* **The data**:
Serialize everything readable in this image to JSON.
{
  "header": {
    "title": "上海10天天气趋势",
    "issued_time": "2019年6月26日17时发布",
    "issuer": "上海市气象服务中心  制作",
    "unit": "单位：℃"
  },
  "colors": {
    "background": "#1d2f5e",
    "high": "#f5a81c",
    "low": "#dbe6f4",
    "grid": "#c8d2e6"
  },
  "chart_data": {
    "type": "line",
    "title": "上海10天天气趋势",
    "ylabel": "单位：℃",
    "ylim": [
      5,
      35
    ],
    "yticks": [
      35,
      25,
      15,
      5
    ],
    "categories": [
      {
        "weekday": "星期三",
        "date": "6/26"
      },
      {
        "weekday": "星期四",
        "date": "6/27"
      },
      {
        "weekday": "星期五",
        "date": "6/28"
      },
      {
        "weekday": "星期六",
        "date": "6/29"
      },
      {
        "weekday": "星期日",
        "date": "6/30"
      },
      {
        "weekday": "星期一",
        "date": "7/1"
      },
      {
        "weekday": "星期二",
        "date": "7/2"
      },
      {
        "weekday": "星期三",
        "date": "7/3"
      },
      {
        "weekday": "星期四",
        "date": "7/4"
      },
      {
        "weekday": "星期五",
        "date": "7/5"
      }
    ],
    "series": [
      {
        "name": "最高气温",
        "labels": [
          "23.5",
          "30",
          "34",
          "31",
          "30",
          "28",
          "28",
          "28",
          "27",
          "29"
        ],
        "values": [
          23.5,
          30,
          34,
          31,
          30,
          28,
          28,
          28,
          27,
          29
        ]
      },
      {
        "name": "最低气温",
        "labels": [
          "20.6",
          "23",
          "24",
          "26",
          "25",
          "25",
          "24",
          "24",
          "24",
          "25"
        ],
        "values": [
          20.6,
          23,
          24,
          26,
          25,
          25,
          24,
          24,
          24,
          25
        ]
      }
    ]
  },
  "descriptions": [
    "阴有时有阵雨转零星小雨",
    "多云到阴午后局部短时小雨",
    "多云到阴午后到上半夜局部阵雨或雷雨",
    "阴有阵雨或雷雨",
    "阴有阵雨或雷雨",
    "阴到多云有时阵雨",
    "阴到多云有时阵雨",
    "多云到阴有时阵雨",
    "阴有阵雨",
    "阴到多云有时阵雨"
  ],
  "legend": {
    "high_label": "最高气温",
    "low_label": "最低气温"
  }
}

* **Exercise**:
Please set down all the data word for word.

* **Solution**:
Serialize everything readable in this image to JSON.
{
  "header": {
    "title": "上海10天天气趋势",
    "issued_time": "2019年6月26日17时发布",
    "issuer": "上海市气象服务中心  制作",
    "unit": "单位：℃"
  },
  "colors": {
    "background": "#1d2f5e",
    "high": "#f5a81c",
    "low": "#dbe6f4",
    "grid": "#c8d2e6"
  },
  "chart_data": {
    "type": "line",
    "title": "上海10天天气趋势",
    "ylabel": "单位：℃",
    "ylim": [
      5,
      35
    ],
    "yticks": [
      35,
      25,
      15,
      5
    ],
    "categories": [
      {
        "weekday": "星期三",
        "date": "6/26"
      },
      {
        "weekday": "星期四",
        "date": "6/27"
      },
      {
        "weekday": "星期五",
        "date": "6/28"
      },
      {
        "weekday": "星期六",
        "date": "6/29"
      },
      {
        "weekday": "星期日",
        "date": "6/30"
      },
      {
        "weekday": "星期一",
        "date": "7/1"
      },
      {
        "weekday": "星期二",
        "date": "7/2"
      },
      {
        "weekday": "星期三",
        "date": "7/3"
      },
      {
        "weekday": "星期四",
        "date": "7/4"
      },
      {
        "weekday": "星期五",
        "date": "7/5"
      }
    ],
    "series": [
      {
        "name": "最高气温",
        "labels": [
          "23.5",
          "30",
          "34",
          "31",
          "30",
          "28",
          "28",
          "28",
          "27",
          "29"
        ],
        "values": [
          23.5,
          30,
          34,
          31,
          30,
          28,
          28,
          28,
          27,
          29
        ]
      },
      {
        "name": "最低气温",
        "labels": [
          "20.6",
          "23",
          "24",
          "26",
          "25",
          "25",
          "24",
          "24",
          "24",
          "25"
        ],
        "values": [
          20.6,
          23,
          24,
          26,
          25,
          25,
          24,
          24,
          24,
          25
        ]
      }
    ]
  },
  "descriptions": [
    "阴有时有阵雨转零星小雨",
    "多云到阴午后局部短时小雨",
    "多云到阴午后到上半夜局部阵雨或雷雨",
    "阴有阵雨或雷雨",
    "阴有阵雨或雷雨",
    "阴到多云有时阵雨",
    "阴到多云有时阵雨",
    "多云到阴有时阵雨",
    "阴有阵雨",
    "阴到多云有时阵雨"
  ],
  "legend": {
    "high_label": "最高气温",
    "low_label": "最低气温"
  }
}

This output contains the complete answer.